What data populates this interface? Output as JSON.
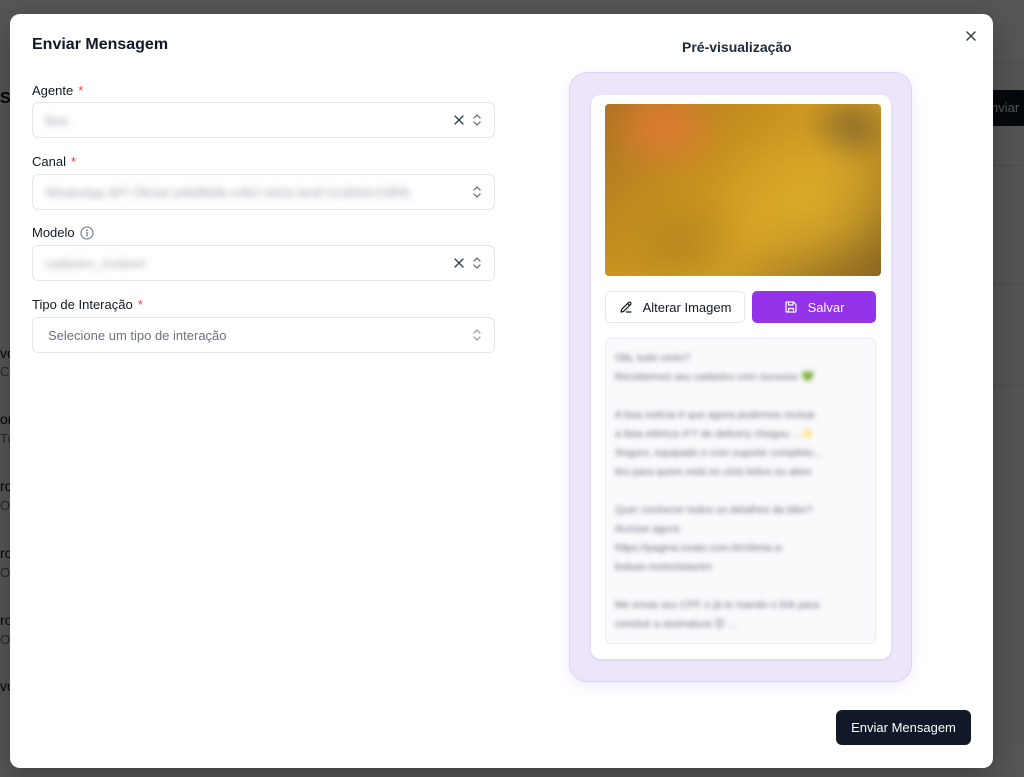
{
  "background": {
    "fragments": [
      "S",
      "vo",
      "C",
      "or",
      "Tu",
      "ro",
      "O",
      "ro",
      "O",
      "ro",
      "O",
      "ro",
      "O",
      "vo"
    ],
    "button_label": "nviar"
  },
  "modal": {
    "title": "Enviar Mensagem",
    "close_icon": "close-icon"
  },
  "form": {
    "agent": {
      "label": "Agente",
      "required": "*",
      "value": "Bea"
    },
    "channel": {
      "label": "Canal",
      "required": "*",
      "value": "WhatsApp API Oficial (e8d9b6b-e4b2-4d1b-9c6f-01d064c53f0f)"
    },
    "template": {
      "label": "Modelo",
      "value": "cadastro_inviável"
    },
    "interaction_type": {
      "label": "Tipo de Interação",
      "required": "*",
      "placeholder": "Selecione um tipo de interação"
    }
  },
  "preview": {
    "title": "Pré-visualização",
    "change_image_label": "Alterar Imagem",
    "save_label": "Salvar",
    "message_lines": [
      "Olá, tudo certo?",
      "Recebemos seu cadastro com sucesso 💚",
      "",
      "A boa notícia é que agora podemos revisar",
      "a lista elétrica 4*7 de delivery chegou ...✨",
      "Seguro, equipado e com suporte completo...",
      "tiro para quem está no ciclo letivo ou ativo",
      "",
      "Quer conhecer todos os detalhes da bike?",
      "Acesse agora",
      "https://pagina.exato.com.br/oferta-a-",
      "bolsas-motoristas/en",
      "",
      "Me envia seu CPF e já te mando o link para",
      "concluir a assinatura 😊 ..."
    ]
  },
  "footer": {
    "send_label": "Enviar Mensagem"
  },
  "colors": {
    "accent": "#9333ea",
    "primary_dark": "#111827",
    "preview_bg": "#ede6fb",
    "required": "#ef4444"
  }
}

==

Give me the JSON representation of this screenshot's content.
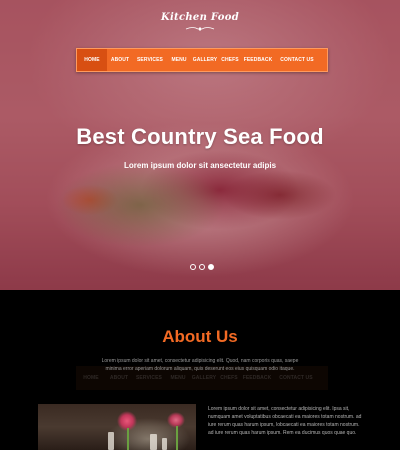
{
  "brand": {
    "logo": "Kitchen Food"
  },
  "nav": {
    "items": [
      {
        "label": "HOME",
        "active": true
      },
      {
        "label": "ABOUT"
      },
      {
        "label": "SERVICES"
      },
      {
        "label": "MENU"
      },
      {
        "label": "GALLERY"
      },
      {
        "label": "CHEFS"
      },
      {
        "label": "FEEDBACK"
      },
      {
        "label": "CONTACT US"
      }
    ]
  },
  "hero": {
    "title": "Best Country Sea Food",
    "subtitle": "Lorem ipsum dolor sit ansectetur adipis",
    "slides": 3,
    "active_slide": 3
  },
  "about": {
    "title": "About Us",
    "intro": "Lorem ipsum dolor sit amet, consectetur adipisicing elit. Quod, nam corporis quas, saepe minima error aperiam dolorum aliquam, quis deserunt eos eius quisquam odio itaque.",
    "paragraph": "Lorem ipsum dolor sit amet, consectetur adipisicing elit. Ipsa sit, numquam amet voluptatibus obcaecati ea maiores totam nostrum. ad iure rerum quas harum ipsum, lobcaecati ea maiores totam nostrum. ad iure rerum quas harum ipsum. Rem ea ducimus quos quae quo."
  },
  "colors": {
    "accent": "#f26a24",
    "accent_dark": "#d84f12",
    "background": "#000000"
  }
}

◆ Short problem ◆
Go through the entries and return each line where the word "elit" appears.

◆ Response to this exercise ◆
    "intro": "Lorem ipsum dolor sit amet, consectetur adipisicing elit. Quod, nam corporis quas, saepe minima error aperiam dolorum aliquam, quis deserunt eos eius quisquam odio itaque.",
    "paragraph": "Lorem ipsum dolor sit amet, consectetur adipisicing elit. Ipsa sit, numquam amet voluptatibus obcaecati ea maiores totam nostrum. ad iure rerum quas harum ipsum, lobcaecati ea maiores totam nostrum. ad iure rerum quas harum ipsum. Rem ea ducimus quos quae quo."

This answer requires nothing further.